Stated exercise: Write out the full set of records exactly. Any pictures in them do not belong in the copy.

Rows:
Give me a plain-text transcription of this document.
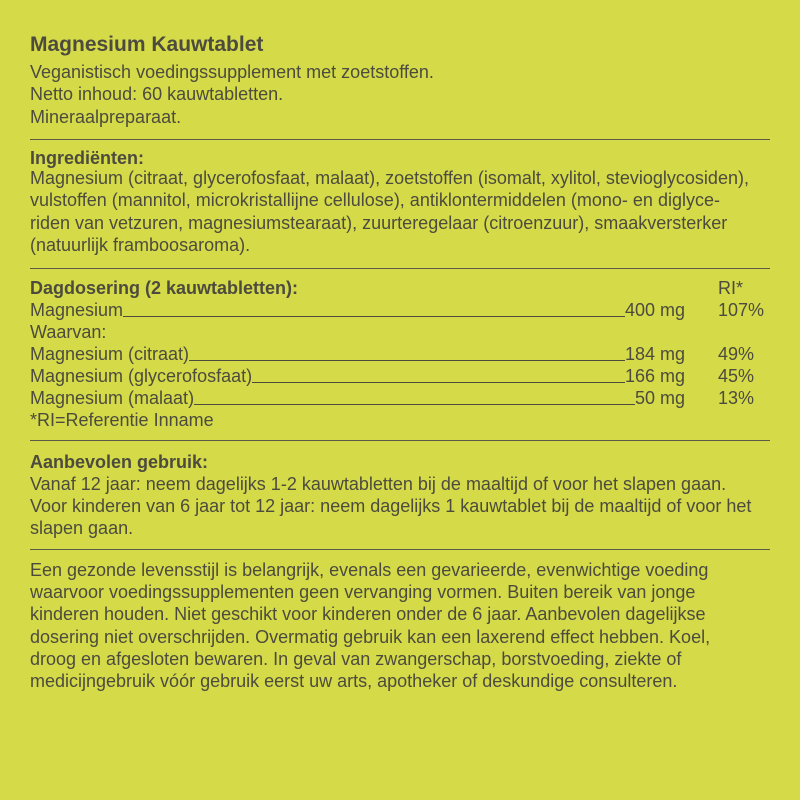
Magnesium Kauwtablet
Veganistisch voedingssupplement met zoetstoffen.
Netto inhoud: 60 kauwtabletten.
Mineraalpreparaat.
Ingrediënten:
Magnesium (citraat, glycerofosfaat, malaat), zoetstoffen (isomalt, xylitol, stevioglycosiden),
vulstoffen (mannitol, microkristallijne cellulose), antiklontermiddelen (mono- en diglyce-
riden van vetzuren, magnesiumstearaat), zuurteregelaar (citroenzuur), smaakversterker
(natuurlijk framboosaroma).
Dagdosering (2 kauwtabletten):	RI*
Magnesium	400 mg 107%
Waarvan:
Magnesium (citraat)	184 mg 49%
Magnesium (glycerofosfaat)	166 mg 45%
Magnesium (malaat)	50 mg 13%
*RI=Referentie Inname
Aanbevolen gebruik:
Vanaf 12 jaar: neem dagelijks 1-2 kauwtabletten bij de maaltijd of voor het slapen gaan.
Voor kinderen van 6 jaar tot 12 jaar: neem dagelijks 1 kauwtablet bij de maaltijd of voor het
slapen gaan.
Een gezonde levensstijl is belangrijk, evenals een gevarieerde, evenwichtige voeding
waarvoor voedingssupplementen geen vervanging vormen. Buiten bereik van jonge
kinderen houden. Niet geschikt voor kinderen onder de 6 jaar. Aanbevolen dagelijkse
dosering niet overschrijden. Overmatig gebruik kan een laxerend effect hebben. Koel,
droog en afgesloten bewaren. In geval van zwangerschap, borstvoeding, ziekte of
medicijngebruik vóór gebruik eerst uw arts, apotheker of deskundige consulteren.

Task response:
Give me a plain-text transcription of this document.
Magnesium Kauwtablet
Veganistisch voedingssupplement met zoetstoffen.
Netto inhoud: 60 kauwtabletten.
Mineraalpreparaat.
Ingrediënten:
Magnesium (citraat, glycerofosfaat, malaat), zoetstoffen (isomalt, xylitol, stevioglycosiden),
vulstoffen (mannitol, microkristallijne cellulose), antiklontermiddelen (mono- en diglyce-
riden van vetzuren, magnesiumstearaat), zuurteregelaar (citroenzuur), smaakversterker
(natuurlijk framboosaroma).
Dagdosering (2 kauwtabletten):	RI*
Magnesium	400 mg 107%
Waarvan:
Magnesium (citraat)	184 mg 49%
Magnesium (glycerofosfaat)	166 mg 45%
Magnesium (malaat)	50 mg 13%
*RI=Referentie Inname
Aanbevolen gebruik:
Vanaf 12 jaar: neem dagelijks 1-2 kauwtabletten bij de maaltijd of voor het slapen gaan.
Voor kinderen van 6 jaar tot 12 jaar: neem dagelijks 1 kauwtablet bij de maaltijd of voor het
slapen gaan.
Een gezonde levensstijl is belangrijk, evenals een gevarieerde, evenwichtige voeding
waarvoor voedingssupplementen geen vervanging vormen. Buiten bereik van jonge
kinderen houden. Niet geschikt voor kinderen onder de 6 jaar. Aanbevolen dagelijkse
dosering niet overschrijden. Overmatig gebruik kan een laxerend effect hebben. Koel,
droog en afgesloten bewaren. In geval van zwangerschap, borstvoeding, ziekte of
medicijngebruik vóór gebruik eerst uw arts, apotheker of deskundige consulteren.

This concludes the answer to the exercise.